▶ _WRITTEN REQUEST_
Report how many lines in the records below contain the word "your". Give only the number.

▶ _INFORMATION SUPPLIED_

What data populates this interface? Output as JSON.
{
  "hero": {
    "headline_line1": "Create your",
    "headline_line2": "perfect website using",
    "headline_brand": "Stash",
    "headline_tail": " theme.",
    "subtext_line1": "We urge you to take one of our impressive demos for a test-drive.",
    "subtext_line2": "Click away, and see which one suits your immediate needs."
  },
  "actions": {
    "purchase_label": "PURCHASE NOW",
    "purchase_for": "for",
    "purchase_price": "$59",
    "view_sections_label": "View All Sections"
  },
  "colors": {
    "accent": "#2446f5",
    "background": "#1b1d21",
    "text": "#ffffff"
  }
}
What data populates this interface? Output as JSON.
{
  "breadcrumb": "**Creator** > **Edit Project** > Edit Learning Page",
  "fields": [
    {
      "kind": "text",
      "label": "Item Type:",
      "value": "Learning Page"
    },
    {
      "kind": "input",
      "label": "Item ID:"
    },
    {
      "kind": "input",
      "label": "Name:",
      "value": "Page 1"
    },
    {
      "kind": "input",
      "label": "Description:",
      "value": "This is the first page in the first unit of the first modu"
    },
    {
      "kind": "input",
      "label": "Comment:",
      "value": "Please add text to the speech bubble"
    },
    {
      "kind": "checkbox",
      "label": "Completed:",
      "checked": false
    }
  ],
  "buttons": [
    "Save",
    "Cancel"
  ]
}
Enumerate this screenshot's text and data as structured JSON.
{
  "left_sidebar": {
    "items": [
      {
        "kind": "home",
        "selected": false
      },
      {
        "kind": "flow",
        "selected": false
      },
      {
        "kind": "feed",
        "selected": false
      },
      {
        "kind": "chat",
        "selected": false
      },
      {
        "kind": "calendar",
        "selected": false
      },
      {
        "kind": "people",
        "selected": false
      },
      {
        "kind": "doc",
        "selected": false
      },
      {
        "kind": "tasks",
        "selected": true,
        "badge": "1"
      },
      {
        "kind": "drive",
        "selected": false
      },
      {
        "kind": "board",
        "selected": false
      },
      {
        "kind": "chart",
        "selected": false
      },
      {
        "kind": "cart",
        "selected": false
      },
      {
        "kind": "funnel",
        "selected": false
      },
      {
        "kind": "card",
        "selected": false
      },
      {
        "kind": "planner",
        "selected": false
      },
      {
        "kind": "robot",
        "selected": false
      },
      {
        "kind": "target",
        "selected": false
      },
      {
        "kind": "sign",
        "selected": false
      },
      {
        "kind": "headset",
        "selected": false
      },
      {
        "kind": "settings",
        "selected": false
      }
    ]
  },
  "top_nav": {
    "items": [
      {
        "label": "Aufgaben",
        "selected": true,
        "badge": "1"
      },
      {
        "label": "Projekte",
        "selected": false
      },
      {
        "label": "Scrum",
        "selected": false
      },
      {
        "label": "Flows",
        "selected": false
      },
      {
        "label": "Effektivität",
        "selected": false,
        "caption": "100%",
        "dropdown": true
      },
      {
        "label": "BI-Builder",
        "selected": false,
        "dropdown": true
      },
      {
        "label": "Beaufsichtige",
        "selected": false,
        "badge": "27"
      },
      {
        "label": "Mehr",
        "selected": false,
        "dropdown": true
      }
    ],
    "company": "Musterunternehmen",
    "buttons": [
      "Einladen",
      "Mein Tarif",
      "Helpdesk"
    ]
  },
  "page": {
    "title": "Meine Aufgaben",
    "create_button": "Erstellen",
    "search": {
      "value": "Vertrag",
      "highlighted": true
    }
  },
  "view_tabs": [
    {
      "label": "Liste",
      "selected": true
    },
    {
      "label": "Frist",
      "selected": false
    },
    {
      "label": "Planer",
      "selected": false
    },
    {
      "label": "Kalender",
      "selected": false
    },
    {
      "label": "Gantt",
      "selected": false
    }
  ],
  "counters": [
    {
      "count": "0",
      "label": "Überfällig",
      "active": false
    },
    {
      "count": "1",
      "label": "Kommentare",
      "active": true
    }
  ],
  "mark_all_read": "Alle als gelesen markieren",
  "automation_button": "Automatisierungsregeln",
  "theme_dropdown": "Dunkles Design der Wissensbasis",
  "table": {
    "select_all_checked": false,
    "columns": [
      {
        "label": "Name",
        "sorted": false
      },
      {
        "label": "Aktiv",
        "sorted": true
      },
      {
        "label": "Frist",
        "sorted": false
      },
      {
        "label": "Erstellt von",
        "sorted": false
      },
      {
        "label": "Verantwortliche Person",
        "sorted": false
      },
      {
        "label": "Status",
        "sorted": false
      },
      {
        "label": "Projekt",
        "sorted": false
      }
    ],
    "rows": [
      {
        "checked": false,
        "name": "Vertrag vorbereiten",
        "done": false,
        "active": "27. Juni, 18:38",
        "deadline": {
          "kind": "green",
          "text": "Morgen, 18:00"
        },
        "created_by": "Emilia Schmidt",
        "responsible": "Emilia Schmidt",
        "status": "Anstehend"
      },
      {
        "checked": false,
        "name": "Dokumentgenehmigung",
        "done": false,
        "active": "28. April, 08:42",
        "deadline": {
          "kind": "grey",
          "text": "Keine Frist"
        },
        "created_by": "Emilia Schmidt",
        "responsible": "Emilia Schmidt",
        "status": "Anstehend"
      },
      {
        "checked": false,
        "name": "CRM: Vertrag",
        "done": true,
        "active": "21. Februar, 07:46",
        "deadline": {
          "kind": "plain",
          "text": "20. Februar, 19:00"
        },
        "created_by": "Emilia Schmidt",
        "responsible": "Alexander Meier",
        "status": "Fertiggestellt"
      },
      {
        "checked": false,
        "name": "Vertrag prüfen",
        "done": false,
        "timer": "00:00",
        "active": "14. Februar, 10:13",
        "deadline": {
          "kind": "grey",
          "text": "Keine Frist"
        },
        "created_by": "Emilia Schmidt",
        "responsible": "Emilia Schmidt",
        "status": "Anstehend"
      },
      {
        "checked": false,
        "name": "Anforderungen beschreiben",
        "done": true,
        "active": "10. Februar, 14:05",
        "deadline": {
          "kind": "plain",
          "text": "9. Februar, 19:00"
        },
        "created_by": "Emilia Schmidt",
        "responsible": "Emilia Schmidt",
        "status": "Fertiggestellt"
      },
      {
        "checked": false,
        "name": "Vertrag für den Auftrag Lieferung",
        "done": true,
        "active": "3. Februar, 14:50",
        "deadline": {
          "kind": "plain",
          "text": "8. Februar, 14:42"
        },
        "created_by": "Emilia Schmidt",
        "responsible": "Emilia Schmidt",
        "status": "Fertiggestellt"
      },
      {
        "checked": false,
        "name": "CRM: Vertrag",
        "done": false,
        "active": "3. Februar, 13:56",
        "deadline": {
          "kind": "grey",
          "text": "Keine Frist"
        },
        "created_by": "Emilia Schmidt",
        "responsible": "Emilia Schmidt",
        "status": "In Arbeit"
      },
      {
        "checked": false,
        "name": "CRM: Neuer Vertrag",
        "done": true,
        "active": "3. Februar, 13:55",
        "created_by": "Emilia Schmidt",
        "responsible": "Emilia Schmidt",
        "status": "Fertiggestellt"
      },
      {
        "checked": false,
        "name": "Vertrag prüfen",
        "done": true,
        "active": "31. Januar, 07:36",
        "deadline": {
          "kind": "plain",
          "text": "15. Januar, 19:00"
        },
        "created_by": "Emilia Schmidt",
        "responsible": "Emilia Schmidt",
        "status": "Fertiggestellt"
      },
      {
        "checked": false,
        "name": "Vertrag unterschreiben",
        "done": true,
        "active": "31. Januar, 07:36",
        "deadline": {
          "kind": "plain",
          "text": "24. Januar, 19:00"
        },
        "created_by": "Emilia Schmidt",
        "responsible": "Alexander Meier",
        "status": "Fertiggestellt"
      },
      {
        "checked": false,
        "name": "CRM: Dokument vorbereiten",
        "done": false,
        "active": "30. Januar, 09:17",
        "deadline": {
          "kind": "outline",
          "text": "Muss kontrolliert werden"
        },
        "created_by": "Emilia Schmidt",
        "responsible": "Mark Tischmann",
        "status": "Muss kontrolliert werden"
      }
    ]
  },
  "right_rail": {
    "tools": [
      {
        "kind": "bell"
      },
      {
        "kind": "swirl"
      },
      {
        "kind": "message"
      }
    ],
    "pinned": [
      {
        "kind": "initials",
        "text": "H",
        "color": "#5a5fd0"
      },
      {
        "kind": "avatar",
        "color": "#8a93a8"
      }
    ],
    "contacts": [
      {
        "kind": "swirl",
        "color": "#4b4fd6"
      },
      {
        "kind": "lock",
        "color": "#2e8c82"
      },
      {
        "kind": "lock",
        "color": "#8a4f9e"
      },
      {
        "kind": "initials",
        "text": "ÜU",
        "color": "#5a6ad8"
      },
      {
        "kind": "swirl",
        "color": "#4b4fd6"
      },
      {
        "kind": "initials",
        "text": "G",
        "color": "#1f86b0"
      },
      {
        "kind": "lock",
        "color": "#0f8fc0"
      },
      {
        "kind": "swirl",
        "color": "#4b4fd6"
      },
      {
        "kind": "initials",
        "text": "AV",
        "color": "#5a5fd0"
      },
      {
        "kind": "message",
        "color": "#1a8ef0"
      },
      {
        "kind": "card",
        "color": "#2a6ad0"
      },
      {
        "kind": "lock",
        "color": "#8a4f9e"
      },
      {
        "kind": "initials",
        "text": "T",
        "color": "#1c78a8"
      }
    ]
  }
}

▶ _EXERCISE RESPONSE_
2